[GOAL OF THE EXERCISE] Could you copy every line from the material below in which "text" appears?

[DATA TO PROCESS]
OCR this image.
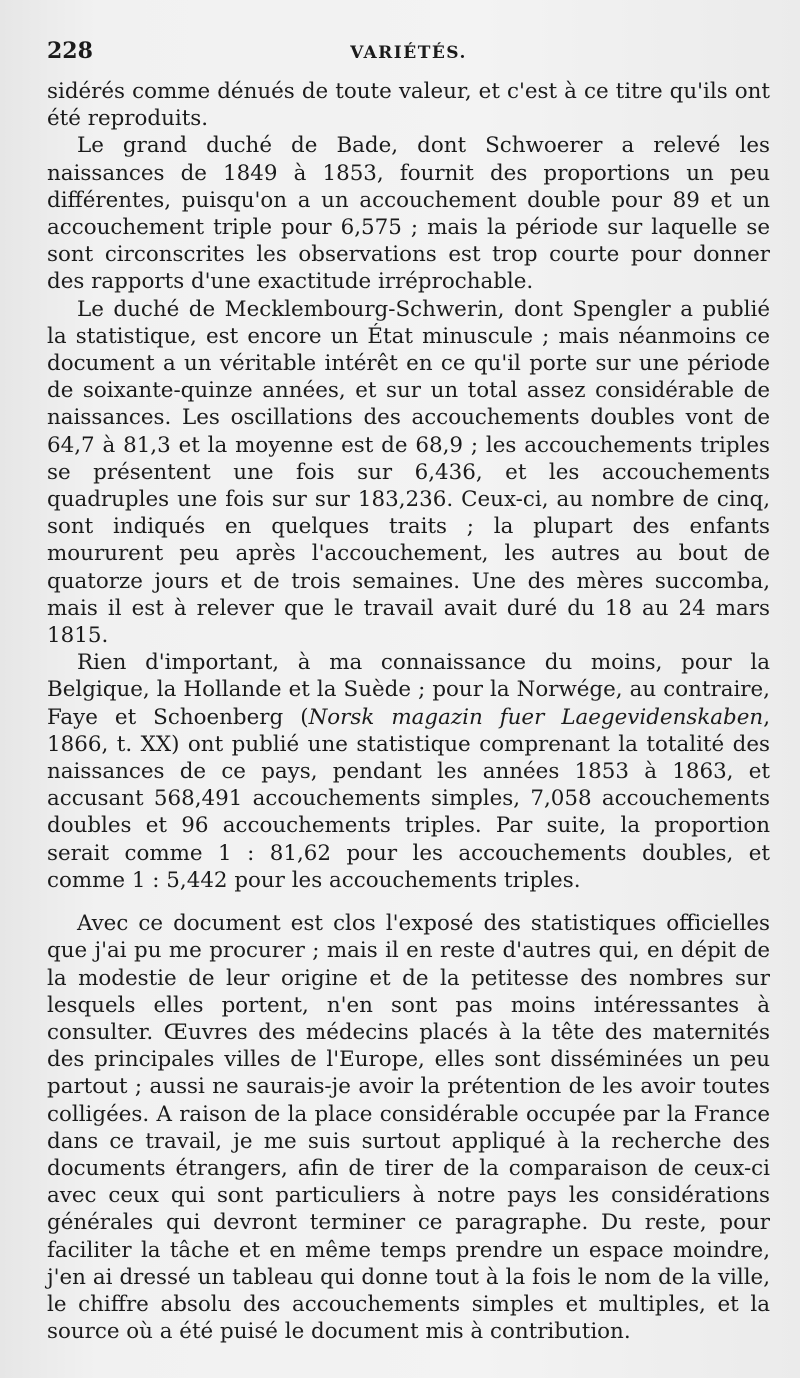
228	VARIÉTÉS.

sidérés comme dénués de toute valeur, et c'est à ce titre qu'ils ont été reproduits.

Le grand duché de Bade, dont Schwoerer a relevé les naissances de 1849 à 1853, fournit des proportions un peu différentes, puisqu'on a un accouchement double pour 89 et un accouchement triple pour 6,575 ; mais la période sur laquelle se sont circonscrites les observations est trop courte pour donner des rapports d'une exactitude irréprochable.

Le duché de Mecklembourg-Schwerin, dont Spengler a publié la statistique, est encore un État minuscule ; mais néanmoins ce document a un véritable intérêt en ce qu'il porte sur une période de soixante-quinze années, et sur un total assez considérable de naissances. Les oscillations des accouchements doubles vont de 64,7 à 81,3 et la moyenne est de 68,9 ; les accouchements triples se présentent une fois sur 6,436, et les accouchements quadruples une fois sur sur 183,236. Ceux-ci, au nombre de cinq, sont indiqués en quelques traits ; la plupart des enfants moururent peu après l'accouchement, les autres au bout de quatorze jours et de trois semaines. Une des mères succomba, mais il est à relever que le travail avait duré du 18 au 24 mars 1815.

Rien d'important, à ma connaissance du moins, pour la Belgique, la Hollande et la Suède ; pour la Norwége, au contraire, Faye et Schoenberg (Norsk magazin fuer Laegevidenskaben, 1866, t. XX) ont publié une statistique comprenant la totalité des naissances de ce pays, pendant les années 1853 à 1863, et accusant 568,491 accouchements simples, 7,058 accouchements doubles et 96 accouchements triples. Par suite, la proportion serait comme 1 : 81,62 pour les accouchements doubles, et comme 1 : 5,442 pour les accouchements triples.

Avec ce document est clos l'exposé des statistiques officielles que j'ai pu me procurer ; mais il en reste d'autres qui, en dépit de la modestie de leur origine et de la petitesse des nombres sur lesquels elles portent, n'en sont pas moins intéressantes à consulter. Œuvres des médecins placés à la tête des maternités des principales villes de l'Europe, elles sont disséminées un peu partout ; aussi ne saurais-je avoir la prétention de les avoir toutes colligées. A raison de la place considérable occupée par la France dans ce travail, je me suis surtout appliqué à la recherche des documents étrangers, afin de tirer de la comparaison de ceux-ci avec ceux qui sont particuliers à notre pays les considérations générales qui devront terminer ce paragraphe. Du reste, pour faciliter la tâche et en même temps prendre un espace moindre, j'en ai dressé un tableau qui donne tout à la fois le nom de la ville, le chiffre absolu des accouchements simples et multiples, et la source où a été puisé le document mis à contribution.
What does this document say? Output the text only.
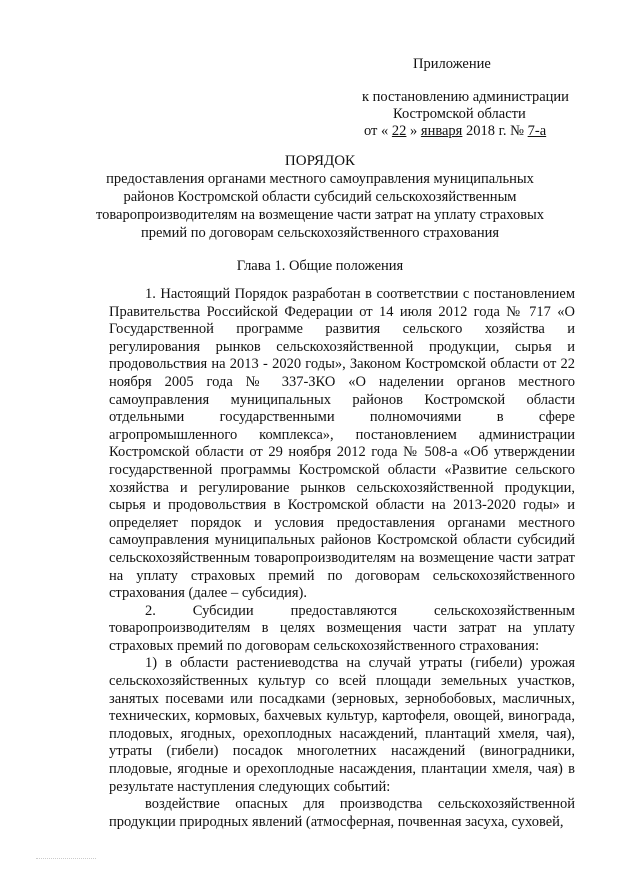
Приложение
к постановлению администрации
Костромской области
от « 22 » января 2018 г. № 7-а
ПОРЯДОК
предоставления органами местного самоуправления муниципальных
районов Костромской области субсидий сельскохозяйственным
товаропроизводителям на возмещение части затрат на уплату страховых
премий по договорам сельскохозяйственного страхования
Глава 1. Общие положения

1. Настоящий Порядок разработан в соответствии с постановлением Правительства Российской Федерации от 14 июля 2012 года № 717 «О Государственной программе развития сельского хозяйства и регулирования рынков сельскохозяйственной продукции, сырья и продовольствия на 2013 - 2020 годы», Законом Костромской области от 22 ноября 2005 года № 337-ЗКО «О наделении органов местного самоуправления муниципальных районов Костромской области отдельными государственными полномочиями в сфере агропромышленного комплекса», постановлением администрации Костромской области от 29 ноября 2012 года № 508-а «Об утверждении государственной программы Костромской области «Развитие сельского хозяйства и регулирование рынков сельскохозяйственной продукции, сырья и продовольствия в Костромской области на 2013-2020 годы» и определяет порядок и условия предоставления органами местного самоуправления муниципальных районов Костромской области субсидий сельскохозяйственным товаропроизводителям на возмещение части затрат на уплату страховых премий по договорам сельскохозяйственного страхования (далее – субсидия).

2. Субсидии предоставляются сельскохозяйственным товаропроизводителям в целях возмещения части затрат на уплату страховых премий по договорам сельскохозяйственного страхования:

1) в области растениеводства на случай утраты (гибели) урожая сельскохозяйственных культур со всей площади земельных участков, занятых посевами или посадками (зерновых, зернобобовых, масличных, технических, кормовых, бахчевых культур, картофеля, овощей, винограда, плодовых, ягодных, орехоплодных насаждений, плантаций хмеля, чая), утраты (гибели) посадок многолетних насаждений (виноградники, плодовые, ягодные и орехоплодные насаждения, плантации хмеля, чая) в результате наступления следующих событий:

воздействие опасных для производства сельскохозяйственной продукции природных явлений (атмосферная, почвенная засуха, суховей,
---
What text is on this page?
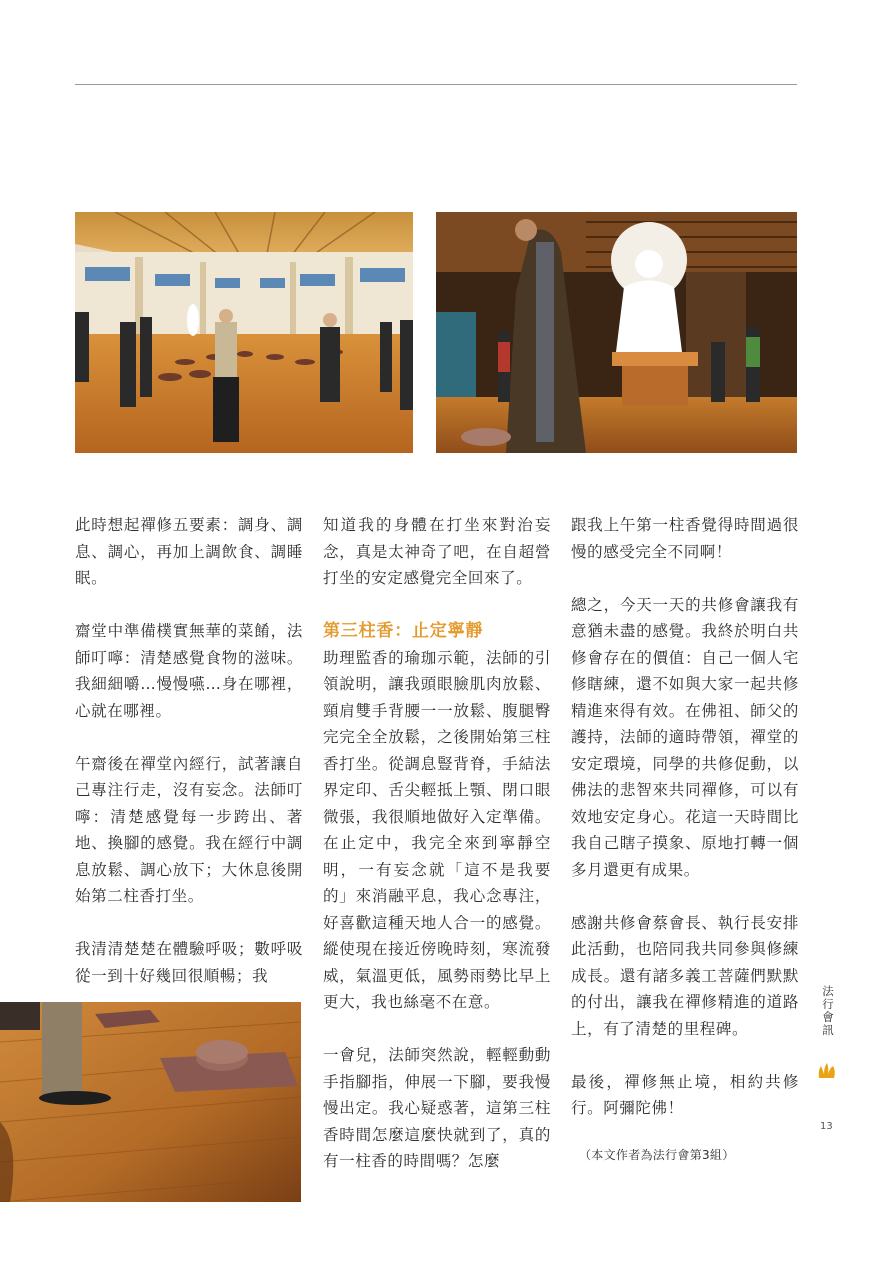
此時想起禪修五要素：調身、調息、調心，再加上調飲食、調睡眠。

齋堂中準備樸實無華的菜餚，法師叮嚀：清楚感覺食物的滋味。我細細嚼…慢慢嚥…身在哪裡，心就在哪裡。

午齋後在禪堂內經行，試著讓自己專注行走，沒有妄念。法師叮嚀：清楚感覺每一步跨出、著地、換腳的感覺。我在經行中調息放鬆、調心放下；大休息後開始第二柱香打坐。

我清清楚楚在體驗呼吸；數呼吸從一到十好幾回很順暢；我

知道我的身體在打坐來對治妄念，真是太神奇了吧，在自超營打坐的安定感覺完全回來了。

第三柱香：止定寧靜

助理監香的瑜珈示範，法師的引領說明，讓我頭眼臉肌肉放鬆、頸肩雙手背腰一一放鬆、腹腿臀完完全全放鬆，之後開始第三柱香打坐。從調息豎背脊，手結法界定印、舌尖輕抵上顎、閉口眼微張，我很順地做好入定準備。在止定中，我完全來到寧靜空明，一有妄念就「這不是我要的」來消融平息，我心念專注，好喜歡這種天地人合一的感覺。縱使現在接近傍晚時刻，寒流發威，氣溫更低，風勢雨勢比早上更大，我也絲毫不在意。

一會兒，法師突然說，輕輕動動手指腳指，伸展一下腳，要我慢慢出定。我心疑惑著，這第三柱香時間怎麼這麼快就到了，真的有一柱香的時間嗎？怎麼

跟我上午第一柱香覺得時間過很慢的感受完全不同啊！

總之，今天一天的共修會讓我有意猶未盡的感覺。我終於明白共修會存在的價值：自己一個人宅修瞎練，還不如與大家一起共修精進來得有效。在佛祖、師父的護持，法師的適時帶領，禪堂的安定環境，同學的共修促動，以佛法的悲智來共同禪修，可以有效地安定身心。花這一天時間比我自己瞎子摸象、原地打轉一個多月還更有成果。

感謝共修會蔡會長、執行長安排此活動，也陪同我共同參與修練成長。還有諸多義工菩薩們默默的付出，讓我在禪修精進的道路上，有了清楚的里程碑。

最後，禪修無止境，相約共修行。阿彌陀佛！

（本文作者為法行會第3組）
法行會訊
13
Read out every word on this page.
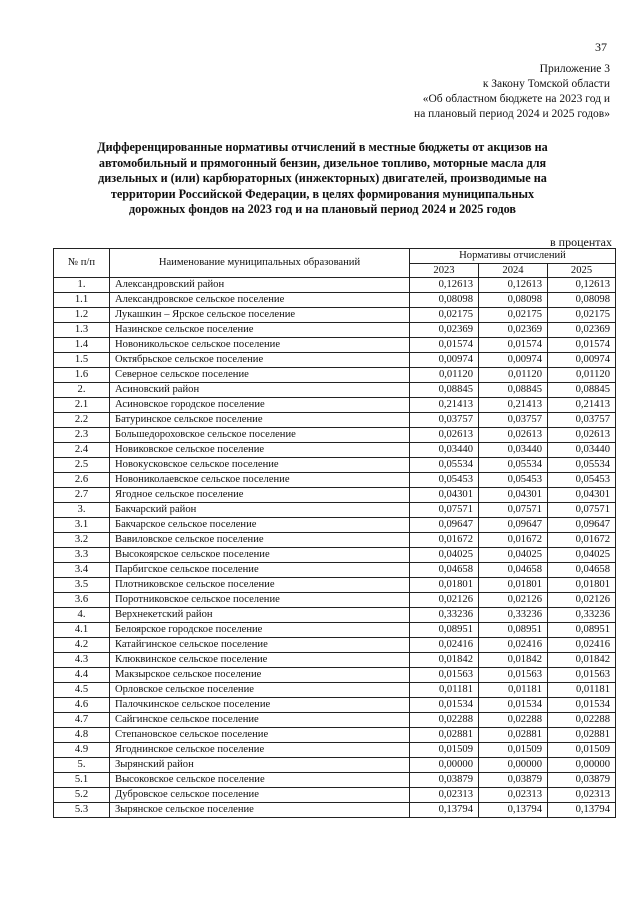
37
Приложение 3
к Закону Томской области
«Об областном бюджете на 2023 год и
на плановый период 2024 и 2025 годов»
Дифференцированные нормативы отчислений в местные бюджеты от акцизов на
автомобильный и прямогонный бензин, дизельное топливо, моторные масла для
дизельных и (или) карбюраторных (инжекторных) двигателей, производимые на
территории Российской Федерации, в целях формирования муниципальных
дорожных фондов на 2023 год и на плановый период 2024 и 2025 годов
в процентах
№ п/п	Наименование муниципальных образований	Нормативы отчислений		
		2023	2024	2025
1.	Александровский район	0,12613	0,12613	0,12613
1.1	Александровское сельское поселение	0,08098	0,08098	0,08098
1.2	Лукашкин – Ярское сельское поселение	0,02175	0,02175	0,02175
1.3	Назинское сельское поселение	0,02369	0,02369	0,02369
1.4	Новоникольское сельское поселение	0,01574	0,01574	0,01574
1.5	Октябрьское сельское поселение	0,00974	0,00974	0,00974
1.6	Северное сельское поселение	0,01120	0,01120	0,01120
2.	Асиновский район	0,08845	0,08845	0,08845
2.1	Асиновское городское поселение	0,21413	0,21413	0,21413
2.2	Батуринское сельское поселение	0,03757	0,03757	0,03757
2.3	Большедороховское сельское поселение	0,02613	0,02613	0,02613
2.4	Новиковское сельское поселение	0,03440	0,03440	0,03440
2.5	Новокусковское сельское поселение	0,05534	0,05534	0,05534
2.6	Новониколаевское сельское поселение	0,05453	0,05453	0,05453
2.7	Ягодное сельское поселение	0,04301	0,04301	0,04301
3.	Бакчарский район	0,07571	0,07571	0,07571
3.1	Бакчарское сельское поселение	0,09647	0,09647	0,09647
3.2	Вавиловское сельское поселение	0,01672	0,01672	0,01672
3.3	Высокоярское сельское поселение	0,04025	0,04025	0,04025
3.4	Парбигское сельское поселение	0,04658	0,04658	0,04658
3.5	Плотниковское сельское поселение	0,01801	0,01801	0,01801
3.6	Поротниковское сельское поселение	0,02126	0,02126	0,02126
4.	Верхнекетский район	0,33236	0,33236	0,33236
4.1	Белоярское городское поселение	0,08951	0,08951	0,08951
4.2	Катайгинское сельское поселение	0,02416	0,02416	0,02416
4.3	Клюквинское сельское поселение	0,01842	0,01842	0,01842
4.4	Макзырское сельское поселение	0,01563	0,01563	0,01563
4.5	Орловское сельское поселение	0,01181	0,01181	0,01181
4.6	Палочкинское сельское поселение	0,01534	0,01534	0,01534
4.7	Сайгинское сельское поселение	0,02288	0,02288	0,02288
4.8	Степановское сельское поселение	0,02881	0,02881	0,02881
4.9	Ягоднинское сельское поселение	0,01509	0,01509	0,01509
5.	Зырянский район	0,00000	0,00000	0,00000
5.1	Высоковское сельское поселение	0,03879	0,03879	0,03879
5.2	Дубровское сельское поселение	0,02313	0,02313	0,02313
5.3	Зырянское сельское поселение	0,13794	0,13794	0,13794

[WRITTEN RESPONSE]
What does this document say? Output the text only.
What text is on this page?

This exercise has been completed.